- [What you should do]:
Rewrite the entries from the line with "List all visible" to the line with "timeline-event[interactable]: 12 abr", changing every "volume-bar" to "vol-bar" and keeping everything else unchanged.

- [Information given]:

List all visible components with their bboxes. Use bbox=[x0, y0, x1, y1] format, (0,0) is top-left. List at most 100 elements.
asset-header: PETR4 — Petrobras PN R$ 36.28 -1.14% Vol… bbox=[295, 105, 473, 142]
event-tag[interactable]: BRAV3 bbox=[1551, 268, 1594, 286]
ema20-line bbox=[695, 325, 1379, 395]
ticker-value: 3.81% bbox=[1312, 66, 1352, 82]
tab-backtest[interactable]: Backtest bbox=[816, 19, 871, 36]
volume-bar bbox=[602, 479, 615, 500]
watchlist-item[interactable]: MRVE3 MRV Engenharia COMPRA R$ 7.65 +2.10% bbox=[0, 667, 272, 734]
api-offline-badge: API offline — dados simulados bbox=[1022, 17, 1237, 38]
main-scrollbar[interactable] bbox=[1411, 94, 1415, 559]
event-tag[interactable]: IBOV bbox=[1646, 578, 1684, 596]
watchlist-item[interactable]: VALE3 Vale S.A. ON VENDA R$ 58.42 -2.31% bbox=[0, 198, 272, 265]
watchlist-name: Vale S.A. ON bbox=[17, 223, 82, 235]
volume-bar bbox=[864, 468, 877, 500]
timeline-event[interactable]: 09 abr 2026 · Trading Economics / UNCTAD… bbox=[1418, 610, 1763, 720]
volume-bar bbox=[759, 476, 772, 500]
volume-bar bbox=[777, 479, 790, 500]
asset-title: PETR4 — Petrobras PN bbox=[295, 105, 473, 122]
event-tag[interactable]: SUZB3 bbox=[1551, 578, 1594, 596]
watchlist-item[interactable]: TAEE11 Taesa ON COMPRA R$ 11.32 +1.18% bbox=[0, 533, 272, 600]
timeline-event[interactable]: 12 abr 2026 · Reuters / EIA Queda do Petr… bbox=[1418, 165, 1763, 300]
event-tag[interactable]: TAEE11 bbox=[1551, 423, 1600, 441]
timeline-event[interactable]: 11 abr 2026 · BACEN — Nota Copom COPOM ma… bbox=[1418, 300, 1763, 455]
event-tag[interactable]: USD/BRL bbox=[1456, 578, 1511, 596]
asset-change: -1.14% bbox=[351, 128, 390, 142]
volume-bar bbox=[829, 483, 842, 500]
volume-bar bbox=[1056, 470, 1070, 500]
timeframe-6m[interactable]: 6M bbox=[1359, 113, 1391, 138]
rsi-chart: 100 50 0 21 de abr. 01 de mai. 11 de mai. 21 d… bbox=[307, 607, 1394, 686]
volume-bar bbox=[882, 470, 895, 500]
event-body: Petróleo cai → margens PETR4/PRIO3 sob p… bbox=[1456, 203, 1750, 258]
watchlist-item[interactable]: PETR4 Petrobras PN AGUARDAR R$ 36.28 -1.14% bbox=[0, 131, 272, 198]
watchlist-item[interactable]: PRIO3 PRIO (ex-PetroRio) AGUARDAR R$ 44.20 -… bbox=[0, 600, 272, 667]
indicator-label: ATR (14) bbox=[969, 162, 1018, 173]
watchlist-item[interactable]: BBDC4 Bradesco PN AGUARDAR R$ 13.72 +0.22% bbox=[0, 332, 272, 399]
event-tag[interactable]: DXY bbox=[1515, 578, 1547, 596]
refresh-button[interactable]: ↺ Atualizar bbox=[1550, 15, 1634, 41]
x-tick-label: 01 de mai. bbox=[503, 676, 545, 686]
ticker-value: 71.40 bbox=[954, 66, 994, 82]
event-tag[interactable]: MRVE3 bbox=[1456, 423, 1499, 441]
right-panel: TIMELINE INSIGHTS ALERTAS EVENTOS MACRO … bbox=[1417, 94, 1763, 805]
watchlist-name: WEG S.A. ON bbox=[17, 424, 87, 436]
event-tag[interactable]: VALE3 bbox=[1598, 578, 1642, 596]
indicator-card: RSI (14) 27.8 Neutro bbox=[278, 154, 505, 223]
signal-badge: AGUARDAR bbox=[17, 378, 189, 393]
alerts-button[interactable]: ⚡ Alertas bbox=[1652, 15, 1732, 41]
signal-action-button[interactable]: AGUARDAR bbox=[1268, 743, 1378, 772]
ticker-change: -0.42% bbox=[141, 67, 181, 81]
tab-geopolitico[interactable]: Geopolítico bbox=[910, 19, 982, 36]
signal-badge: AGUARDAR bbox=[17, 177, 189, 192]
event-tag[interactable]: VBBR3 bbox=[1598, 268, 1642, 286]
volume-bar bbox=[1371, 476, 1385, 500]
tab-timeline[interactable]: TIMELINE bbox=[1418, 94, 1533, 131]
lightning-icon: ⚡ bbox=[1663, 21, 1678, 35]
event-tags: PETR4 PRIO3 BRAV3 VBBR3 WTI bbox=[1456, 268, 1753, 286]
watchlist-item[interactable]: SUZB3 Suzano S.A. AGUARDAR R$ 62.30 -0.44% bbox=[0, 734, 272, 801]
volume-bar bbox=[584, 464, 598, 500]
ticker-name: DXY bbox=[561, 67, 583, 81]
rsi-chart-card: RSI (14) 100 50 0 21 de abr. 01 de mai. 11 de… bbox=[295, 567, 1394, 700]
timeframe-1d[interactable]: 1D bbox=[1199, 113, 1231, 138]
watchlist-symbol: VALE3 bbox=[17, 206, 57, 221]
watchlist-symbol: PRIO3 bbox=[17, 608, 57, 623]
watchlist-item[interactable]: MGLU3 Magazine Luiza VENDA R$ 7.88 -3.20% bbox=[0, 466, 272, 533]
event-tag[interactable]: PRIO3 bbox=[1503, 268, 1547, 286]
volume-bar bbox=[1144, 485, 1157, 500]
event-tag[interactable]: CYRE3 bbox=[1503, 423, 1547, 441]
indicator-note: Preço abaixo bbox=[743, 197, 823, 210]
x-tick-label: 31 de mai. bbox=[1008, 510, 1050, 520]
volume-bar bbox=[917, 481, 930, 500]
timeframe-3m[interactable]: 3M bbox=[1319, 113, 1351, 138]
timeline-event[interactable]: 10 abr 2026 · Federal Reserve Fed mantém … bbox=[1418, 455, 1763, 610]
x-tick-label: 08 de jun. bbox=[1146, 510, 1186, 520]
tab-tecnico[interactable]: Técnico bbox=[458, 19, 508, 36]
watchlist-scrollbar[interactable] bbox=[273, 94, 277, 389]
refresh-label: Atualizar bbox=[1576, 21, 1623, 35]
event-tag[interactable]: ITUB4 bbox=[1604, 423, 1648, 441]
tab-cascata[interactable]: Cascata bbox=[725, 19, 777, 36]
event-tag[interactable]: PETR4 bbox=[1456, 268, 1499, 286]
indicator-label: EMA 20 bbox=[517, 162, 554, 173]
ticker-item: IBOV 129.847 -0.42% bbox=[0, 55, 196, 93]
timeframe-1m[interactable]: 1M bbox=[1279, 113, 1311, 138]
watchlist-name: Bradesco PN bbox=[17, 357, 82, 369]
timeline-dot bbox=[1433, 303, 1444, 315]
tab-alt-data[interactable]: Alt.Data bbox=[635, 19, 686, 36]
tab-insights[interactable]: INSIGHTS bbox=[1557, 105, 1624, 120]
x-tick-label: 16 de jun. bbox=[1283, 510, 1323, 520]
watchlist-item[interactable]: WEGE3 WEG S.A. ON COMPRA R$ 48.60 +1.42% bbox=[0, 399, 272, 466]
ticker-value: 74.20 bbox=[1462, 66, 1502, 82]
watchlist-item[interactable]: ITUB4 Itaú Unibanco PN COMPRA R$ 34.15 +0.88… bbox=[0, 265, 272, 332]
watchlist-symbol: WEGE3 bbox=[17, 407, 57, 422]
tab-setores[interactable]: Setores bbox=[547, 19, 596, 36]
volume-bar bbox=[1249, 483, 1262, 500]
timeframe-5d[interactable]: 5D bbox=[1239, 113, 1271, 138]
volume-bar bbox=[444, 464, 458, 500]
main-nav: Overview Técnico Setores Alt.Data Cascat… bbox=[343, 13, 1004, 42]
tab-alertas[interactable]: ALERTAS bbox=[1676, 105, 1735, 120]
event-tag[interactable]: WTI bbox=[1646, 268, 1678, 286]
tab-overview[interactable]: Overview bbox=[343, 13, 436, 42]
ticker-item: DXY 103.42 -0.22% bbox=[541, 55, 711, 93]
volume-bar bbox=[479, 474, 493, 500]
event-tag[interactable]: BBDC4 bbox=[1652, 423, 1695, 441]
---
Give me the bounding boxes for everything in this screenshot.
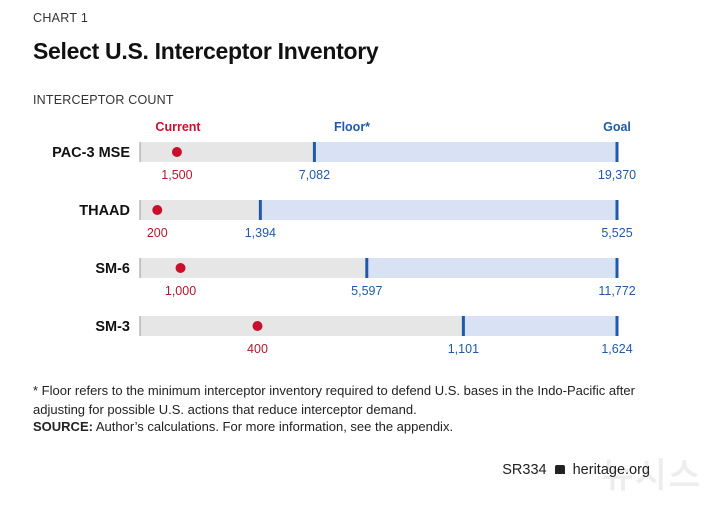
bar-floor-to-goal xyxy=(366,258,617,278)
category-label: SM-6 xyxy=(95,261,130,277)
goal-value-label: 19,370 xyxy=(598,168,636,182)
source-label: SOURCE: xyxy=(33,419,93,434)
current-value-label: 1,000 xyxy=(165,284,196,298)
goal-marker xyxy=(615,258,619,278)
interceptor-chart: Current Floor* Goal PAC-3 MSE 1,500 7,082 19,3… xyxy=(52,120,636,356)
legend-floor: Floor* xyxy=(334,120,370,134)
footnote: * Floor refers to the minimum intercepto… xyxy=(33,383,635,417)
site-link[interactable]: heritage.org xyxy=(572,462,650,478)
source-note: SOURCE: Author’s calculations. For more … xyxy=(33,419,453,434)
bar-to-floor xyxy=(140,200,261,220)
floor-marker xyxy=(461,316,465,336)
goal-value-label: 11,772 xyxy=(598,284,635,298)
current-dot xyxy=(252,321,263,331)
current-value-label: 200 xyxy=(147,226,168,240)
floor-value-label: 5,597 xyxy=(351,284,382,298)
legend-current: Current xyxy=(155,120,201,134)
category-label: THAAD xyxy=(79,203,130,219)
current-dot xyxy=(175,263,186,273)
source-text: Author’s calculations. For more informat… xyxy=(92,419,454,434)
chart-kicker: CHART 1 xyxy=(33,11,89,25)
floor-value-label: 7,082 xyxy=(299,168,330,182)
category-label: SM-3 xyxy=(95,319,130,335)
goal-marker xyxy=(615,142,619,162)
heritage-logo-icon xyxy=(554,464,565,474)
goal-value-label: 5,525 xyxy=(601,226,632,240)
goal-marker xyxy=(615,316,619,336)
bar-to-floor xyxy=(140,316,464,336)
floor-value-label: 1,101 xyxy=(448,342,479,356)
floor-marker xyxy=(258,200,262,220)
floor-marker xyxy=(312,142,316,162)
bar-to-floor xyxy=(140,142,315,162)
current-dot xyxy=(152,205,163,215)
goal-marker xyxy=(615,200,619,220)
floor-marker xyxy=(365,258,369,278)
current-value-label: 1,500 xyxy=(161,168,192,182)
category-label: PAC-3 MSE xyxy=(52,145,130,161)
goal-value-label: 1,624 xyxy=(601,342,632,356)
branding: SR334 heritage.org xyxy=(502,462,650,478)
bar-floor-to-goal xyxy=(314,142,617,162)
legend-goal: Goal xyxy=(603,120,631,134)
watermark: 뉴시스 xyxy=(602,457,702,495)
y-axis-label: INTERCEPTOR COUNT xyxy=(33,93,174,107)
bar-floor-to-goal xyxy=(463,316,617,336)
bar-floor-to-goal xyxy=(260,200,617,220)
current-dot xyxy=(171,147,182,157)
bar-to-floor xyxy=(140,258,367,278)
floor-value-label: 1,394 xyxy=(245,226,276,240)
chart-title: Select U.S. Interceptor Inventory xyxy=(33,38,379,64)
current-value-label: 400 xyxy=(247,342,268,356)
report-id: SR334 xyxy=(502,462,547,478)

- [Answer to the problem]:
List all visible components with their bboxes. Use bbox=[x0, y0, x1, y1] format, (0,0) is top-left. List at most 100 elements.
asset-header: PETR4 — Petrobras PN R$ 36.28 -1.14% Vol… bbox=[295, 105, 473, 142]
event-tag[interactable]: BRAV3 bbox=[1551, 268, 1594, 286]
ema20-line bbox=[695, 325, 1379, 395]
ticker-value: 3.81% bbox=[1312, 66, 1352, 82]
tab-backtest[interactable]: Backtest bbox=[816, 19, 871, 36]
vol-bar bbox=[602, 479, 615, 500]
watchlist-item[interactable]: MRVE3 MRV Engenharia COMPRA R$ 7.65 +2.10% bbox=[0, 667, 272, 734]
api-offline-badge: API offline — dados simulados bbox=[1022, 17, 1237, 38]
main-scrollbar[interactable] bbox=[1411, 94, 1415, 559]
event-tag[interactable]: IBOV bbox=[1646, 578, 1684, 596]
watchlist-item[interactable]: VALE3 Vale S.A. ON VENDA R$ 58.42 -2.31% bbox=[0, 198, 272, 265]
watchlist-name: Vale S.A. ON bbox=[17, 223, 82, 235]
vol-bar bbox=[864, 468, 877, 500]
timeline-event[interactable]: 09 abr 2026 · Trading Economics / UNCTAD… bbox=[1418, 610, 1763, 720]
vol-bar bbox=[759, 476, 772, 500]
vol-bar bbox=[777, 479, 790, 500]
asset-title: PETR4 — Petrobras PN bbox=[295, 105, 473, 122]
event-tag[interactable]: SUZB3 bbox=[1551, 578, 1594, 596]
watchlist-item[interactable]: TAEE11 Taesa ON COMPRA R$ 11.32 +1.18% bbox=[0, 533, 272, 600]
timeline-event[interactable]: 12 abr 2026 · Reuters / EIA Queda do Petr… bbox=[1418, 165, 1763, 300]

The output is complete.